Requirements -
Which lines in the records below contain the word "name"? Copy each of them.

Records about charts and figures -
═══

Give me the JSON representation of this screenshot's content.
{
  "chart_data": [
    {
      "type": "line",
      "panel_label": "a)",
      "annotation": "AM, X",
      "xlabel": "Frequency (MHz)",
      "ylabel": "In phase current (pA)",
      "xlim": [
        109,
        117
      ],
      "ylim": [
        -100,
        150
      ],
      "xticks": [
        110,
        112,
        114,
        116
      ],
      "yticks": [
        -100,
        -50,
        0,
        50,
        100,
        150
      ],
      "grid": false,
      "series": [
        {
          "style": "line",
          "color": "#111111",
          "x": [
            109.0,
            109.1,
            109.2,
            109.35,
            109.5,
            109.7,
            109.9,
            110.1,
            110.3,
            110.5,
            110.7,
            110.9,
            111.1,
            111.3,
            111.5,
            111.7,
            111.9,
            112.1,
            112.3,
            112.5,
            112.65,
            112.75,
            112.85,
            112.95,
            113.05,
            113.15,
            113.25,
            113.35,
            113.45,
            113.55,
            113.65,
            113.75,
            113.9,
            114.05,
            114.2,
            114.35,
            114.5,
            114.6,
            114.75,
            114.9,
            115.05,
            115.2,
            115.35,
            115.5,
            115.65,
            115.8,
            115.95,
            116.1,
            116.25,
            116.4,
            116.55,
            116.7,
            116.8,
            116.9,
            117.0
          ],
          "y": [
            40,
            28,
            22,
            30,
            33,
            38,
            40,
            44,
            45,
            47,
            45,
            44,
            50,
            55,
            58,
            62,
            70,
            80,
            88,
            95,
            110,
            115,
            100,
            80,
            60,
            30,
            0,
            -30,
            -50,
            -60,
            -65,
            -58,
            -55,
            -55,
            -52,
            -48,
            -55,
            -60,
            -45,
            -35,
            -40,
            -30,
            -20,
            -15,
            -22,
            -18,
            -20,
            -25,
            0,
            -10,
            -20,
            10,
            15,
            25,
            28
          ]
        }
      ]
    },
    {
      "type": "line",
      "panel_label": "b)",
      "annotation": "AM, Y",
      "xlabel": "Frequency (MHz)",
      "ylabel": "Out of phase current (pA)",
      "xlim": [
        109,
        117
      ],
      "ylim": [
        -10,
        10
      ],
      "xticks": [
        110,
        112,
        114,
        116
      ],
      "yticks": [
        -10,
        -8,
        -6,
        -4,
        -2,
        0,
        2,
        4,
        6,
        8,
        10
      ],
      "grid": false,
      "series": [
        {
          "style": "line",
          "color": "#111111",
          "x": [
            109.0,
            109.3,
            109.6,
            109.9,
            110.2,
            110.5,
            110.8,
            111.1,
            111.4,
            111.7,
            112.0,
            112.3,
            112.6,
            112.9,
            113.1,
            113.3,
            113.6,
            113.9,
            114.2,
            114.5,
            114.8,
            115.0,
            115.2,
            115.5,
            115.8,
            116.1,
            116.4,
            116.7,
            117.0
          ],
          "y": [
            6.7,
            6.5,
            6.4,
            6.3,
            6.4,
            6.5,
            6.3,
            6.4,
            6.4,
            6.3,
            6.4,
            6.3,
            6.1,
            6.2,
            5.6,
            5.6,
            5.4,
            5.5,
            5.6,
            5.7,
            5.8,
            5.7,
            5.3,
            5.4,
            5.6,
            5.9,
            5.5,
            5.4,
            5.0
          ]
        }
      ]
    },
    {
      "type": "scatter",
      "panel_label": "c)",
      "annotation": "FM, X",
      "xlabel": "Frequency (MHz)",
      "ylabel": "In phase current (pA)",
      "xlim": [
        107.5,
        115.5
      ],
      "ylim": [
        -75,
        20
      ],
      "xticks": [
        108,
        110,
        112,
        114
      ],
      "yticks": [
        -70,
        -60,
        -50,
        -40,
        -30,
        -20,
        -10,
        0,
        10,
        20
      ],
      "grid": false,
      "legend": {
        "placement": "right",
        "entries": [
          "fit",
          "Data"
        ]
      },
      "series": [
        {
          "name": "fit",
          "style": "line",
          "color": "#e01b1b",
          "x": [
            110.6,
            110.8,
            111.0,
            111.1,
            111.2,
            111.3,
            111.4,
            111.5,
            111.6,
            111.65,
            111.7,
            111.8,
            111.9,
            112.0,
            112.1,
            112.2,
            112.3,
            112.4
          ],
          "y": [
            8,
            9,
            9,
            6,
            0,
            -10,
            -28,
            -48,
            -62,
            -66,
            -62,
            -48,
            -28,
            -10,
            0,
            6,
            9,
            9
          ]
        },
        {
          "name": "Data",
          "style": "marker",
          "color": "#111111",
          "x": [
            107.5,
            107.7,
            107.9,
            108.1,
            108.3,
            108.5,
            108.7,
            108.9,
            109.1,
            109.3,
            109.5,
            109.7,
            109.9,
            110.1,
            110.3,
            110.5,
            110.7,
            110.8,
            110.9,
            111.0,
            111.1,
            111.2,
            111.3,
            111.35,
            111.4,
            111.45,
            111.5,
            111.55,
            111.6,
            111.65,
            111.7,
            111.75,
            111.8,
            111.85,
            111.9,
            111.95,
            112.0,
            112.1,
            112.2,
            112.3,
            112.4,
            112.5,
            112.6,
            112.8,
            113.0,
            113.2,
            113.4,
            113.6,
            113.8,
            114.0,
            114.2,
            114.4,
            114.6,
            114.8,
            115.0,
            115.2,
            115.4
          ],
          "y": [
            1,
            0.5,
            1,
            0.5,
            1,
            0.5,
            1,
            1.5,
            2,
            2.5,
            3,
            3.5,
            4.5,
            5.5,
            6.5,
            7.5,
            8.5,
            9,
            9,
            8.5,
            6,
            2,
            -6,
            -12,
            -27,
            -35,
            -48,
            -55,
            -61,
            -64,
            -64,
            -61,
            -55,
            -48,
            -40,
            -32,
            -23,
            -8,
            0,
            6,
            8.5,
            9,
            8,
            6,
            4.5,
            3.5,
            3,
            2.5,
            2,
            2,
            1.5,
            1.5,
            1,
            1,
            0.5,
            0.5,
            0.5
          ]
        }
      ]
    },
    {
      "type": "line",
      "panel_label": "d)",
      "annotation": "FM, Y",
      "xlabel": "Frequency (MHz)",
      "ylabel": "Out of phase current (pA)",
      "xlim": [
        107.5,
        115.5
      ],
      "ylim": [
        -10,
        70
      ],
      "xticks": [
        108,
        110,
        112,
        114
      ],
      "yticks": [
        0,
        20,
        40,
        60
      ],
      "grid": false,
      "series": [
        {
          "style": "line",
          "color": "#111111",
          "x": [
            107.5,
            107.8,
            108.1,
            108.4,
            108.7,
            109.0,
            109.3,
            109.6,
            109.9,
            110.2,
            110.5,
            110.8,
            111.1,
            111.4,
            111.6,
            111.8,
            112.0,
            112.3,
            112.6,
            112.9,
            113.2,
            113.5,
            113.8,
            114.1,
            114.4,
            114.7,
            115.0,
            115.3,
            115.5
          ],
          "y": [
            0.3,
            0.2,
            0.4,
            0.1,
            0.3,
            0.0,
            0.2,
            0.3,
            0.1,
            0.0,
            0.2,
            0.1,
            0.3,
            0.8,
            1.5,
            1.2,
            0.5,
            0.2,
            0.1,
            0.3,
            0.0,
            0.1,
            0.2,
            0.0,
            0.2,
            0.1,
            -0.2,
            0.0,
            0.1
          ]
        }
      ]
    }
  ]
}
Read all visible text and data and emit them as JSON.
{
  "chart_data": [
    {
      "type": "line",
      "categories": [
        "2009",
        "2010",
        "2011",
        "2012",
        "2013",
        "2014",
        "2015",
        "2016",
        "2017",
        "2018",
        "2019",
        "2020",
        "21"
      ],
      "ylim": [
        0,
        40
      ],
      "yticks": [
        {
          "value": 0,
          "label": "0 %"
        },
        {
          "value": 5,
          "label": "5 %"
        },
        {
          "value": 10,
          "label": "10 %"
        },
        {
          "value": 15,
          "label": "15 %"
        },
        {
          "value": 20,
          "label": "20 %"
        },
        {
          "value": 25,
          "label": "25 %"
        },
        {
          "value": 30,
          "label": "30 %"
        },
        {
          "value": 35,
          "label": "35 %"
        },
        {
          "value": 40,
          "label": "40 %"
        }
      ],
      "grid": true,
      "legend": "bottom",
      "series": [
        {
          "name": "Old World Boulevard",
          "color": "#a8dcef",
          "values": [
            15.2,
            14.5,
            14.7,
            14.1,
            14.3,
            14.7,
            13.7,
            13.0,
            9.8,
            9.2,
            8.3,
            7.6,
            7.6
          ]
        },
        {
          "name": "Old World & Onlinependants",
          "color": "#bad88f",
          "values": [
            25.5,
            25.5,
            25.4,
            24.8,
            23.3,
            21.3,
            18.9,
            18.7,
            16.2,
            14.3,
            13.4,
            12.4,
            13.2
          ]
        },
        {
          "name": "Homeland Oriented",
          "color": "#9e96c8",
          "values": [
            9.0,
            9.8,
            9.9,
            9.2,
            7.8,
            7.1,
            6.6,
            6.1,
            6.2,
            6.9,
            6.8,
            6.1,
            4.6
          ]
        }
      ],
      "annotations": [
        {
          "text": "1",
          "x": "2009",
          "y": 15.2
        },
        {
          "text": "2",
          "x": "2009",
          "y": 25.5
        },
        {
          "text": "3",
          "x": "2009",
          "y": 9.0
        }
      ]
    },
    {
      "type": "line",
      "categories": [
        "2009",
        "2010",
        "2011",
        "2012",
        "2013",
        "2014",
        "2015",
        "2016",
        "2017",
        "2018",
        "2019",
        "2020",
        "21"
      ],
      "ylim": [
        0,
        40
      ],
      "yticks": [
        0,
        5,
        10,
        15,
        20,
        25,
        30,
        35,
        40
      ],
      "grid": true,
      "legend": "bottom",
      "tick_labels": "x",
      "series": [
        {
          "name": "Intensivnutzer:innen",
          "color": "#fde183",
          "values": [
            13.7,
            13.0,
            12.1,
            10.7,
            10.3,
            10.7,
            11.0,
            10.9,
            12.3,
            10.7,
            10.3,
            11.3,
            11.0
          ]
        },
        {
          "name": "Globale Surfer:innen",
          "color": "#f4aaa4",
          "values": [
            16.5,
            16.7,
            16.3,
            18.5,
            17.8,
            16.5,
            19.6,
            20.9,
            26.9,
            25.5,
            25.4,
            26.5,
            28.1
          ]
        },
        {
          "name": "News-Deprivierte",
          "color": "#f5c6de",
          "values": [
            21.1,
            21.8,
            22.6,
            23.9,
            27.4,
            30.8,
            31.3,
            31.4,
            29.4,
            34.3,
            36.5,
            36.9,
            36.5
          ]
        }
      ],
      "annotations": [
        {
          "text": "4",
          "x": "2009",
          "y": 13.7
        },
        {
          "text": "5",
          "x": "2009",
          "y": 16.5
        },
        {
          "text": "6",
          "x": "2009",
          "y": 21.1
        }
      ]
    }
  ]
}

═══

Complete answer -
          "name": "fit",
          "name": "Data",
          "name": "Old World Boulevard",
          "name": "Old World & Onlinependants",
          "name": "Homeland Oriented",
          "name": "Intensivnutzer:innen",
          "name": "Globale Surfer:innen",
          "name": "News-Deprivierte",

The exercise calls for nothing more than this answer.